[What to work on] Collect all lines below with the string "ROLLER".

━━━

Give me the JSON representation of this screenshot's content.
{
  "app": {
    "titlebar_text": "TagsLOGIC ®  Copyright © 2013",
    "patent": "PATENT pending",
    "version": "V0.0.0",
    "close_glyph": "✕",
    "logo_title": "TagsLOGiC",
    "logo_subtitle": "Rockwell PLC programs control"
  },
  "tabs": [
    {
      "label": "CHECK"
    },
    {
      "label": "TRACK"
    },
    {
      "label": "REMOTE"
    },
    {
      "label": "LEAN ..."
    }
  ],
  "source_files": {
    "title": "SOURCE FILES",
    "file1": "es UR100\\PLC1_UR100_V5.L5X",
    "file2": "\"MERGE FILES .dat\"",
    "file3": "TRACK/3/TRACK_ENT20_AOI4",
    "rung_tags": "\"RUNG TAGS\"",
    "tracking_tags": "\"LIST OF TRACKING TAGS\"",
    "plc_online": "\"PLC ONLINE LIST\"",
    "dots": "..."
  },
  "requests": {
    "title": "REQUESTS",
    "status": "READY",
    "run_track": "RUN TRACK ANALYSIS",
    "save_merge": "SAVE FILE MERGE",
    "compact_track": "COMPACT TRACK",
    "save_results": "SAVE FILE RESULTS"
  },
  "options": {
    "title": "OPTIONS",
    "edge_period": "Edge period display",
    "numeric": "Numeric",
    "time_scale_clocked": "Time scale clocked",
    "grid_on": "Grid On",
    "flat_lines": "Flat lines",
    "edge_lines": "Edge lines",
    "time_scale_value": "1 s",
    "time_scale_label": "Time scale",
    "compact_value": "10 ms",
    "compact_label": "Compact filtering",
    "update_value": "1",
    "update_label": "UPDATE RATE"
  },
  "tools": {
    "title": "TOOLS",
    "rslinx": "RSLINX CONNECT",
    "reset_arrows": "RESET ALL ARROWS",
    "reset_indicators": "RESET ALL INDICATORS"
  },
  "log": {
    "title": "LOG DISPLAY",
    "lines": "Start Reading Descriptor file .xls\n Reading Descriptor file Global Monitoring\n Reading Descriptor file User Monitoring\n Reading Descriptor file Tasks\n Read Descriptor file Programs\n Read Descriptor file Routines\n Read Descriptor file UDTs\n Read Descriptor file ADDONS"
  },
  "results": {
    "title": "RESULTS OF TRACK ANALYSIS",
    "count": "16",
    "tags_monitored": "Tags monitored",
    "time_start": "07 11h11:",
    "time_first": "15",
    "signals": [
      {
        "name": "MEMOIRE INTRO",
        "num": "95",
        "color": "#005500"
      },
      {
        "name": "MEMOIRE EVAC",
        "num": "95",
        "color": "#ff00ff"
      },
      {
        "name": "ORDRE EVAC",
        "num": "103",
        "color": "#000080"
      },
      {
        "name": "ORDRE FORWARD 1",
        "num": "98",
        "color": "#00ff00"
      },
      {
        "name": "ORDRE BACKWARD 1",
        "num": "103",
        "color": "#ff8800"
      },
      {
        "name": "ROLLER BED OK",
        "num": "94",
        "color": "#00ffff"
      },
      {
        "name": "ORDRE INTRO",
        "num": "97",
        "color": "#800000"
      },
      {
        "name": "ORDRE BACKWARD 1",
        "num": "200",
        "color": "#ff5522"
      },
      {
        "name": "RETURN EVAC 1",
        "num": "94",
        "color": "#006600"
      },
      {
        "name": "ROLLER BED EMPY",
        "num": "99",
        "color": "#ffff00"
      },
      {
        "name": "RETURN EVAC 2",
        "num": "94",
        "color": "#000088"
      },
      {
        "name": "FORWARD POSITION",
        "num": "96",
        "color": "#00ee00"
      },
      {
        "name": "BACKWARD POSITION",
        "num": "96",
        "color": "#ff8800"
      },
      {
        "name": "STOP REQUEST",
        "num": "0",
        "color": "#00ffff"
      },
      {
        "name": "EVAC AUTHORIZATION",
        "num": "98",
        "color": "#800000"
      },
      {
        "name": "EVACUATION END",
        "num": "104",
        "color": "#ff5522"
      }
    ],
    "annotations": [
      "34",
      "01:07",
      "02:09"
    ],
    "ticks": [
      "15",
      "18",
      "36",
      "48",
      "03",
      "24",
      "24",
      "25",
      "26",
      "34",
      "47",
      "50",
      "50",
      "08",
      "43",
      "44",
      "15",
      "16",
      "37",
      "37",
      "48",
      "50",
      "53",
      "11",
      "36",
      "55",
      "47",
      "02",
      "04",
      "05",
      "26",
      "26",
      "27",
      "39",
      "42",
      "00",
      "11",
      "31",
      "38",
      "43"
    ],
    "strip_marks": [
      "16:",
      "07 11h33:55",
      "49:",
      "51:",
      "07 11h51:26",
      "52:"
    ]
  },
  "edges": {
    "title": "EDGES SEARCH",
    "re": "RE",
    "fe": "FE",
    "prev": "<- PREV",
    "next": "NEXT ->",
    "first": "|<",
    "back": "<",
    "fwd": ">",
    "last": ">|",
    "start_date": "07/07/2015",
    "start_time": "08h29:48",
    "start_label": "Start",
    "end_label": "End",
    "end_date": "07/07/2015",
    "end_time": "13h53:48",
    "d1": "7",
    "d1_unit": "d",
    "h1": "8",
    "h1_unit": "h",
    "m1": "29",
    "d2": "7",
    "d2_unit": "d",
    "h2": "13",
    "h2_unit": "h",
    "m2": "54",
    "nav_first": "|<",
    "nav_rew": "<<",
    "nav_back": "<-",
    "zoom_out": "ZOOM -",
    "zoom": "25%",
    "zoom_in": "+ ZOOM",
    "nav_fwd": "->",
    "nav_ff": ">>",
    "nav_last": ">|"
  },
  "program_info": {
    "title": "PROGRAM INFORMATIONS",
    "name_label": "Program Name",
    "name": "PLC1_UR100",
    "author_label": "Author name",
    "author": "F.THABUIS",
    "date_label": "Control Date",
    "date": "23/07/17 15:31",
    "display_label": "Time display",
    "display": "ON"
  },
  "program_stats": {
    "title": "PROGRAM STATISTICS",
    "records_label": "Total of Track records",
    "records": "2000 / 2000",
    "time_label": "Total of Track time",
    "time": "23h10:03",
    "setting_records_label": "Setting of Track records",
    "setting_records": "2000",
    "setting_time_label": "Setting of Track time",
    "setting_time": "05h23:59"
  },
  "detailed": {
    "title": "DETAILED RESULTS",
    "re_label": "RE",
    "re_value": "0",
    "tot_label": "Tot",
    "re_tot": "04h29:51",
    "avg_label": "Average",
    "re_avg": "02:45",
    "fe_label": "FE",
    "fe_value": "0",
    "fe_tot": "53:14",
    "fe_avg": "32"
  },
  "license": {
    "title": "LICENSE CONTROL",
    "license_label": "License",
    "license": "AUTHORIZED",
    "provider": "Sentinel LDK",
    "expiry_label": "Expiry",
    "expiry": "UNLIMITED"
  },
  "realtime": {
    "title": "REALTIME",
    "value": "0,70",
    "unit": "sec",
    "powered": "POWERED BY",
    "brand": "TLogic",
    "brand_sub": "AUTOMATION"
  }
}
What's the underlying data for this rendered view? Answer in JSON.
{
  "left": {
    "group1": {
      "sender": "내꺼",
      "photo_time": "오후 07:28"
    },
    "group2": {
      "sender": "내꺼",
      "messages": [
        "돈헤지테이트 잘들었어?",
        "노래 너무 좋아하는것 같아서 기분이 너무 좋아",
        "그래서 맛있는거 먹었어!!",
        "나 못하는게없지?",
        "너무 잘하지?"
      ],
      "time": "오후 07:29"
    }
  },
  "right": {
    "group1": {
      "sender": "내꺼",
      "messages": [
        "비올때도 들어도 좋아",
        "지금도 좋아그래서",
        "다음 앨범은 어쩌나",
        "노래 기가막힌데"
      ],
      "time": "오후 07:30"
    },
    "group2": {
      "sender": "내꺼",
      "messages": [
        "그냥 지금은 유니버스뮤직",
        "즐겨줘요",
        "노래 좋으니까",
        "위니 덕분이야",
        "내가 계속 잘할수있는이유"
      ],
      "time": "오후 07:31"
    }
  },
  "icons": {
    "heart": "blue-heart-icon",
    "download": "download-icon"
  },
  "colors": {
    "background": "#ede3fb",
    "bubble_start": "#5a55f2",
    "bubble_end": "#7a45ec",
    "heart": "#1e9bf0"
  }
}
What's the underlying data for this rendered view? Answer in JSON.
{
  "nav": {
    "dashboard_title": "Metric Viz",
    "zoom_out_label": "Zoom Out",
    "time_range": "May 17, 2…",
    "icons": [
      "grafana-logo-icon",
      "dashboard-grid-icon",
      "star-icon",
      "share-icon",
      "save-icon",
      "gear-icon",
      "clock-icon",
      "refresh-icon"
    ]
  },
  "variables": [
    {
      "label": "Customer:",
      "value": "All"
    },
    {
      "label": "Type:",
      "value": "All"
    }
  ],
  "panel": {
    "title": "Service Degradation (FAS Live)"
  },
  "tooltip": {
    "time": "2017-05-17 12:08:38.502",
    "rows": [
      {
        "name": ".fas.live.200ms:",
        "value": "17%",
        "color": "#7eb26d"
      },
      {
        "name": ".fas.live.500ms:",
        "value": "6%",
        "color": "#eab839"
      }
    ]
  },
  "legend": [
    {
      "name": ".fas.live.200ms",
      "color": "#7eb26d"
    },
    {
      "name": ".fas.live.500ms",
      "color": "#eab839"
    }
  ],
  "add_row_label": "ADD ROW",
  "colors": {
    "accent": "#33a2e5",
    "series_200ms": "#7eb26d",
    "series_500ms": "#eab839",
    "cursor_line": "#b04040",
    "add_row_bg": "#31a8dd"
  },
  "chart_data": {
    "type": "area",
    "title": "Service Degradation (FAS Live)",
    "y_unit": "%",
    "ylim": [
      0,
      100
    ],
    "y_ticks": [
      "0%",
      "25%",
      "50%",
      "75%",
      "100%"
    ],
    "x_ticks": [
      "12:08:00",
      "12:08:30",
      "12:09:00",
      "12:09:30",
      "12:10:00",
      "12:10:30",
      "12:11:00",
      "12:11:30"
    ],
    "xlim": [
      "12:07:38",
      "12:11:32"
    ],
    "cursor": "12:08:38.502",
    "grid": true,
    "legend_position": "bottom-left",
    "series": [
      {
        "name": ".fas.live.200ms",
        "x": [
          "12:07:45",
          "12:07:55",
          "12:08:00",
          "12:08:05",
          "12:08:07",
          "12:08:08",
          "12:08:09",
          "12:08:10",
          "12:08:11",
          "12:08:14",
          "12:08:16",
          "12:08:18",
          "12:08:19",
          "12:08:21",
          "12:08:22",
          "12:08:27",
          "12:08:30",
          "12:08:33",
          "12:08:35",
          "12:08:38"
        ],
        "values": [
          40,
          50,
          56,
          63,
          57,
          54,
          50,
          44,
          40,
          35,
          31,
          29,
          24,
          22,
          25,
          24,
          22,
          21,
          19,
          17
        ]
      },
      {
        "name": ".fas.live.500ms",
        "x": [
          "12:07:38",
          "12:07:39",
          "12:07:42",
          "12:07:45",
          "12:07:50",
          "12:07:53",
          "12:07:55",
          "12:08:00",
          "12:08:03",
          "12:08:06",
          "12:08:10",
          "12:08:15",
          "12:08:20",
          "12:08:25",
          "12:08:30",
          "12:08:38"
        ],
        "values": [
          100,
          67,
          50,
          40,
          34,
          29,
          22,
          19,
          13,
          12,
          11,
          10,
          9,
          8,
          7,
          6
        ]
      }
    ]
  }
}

━━━

[Worked answer]
        "name": "ROLLER BED OK",
        "name": "ROLLER BED EMPY",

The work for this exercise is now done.